## Task
Within the records that follow, find every line containing the string "Località". Copy those lines.

## Saved data entries
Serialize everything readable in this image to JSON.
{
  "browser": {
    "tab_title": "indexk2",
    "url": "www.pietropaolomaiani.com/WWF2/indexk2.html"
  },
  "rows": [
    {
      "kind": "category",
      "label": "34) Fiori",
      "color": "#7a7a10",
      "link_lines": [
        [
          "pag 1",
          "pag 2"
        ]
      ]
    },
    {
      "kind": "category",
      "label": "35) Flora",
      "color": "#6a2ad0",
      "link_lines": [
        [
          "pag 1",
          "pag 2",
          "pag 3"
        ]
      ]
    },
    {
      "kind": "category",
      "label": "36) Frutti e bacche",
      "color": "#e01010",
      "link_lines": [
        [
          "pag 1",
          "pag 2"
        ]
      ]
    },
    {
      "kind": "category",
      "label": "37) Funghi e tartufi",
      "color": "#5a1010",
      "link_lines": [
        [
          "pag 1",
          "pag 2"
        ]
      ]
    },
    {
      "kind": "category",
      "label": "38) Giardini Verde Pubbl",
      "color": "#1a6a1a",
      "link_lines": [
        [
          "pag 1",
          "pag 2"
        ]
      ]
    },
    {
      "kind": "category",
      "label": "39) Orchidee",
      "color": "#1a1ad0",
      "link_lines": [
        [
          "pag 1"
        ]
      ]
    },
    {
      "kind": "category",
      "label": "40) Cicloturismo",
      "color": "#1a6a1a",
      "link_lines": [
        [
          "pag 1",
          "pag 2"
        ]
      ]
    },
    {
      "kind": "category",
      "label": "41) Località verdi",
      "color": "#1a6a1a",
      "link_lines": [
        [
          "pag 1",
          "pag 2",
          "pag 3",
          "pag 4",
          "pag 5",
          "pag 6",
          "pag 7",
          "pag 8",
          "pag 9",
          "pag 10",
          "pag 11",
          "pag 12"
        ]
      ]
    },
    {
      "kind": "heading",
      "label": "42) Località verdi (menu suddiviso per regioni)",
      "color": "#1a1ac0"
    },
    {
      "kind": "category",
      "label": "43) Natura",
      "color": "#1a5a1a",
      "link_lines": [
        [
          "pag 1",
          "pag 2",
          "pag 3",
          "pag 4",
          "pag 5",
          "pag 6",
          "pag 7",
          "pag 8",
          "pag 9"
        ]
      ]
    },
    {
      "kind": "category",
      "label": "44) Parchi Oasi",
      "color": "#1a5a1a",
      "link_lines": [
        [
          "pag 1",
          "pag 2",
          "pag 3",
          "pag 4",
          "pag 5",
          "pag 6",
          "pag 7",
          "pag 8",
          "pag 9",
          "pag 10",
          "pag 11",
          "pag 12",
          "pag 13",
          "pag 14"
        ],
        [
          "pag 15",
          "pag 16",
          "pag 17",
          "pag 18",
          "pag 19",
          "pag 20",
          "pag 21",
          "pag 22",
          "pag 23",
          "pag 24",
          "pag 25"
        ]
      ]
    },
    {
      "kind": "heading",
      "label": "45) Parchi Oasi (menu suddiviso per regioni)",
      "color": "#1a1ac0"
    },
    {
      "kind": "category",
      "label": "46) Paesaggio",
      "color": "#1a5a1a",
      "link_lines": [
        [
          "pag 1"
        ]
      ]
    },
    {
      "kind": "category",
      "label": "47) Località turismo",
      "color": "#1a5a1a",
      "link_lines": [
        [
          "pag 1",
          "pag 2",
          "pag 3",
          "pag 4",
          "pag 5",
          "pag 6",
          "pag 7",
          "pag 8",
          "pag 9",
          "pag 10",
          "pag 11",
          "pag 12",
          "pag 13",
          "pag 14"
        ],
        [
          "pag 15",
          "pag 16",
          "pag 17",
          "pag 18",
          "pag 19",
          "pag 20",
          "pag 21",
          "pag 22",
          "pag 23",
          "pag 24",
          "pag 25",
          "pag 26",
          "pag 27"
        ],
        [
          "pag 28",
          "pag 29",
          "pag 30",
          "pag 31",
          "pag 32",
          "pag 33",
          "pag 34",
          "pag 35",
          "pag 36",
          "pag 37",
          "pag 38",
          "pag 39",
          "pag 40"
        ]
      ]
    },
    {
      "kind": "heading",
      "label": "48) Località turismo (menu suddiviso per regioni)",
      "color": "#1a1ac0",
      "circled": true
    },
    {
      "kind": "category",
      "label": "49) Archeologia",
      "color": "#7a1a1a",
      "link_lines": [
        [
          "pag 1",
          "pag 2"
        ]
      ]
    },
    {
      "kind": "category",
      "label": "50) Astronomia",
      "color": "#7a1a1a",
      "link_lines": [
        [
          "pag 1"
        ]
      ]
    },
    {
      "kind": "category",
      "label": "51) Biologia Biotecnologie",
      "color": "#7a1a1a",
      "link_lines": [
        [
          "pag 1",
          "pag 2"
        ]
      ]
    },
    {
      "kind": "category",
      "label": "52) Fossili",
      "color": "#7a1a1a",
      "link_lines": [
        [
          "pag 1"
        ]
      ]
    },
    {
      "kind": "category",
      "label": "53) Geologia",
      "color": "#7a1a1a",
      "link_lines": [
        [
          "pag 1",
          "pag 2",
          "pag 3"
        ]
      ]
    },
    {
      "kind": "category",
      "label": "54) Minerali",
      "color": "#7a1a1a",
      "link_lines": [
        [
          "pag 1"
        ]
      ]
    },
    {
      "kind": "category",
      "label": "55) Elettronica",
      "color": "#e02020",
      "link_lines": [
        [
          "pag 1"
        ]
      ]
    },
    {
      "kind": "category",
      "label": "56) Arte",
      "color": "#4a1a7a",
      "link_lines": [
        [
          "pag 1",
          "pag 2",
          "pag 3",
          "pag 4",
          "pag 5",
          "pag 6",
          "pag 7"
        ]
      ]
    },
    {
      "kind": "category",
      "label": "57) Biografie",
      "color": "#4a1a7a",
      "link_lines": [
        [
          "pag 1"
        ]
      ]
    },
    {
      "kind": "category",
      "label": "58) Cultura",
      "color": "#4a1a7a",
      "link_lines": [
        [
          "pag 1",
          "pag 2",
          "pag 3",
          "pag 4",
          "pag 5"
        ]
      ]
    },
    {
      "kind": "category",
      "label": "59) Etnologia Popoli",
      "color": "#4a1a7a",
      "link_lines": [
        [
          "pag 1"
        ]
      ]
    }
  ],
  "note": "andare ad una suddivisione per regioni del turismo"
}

## Solution
      "label": "41) Località verdi",
      "label": "42) Località verdi (menu suddiviso per regioni)",
      "label": "47) Località turismo",
      "label": "48) Località turismo (menu suddiviso per regioni)",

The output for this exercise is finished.